- Exercise -
Quote every line as given.

=== Input for this task ===

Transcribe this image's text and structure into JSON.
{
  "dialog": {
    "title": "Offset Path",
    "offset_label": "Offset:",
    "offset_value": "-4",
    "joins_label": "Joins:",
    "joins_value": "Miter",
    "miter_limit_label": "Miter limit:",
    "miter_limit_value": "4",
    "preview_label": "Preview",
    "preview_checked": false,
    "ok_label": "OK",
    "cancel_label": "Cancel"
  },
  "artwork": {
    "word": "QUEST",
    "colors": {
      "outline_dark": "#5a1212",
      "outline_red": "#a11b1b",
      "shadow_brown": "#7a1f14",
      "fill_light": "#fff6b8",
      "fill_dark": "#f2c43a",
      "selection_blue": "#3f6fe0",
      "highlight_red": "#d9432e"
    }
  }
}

===

- Response to the exercise -
Transcribe this image's text and structure into JSON.
{
  "dialog": {
    "title": "Offset Path",
    "offset_label": "Offset:",
    "offset_value": "-4",
    "joins_label": "Joins:",
    "joins_value": "Miter",
    "miter_limit_label": "Miter limit:",
    "miter_limit_value": "4",
    "preview_label": "Preview",
    "preview_checked": false,
    "ok_label": "OK",
    "cancel_label": "Cancel"
  },
  "artwork": {
    "word": "QUEST",
    "colors": {
      "outline_dark": "#5a1212",
      "outline_red": "#a11b1b",
      "shadow_brown": "#7a1f14",
      "fill_light": "#fff6b8",
      "fill_dark": "#f2c43a",
      "selection_blue": "#3f6fe0",
      "highlight_red": "#d9432e"
    }
  }
}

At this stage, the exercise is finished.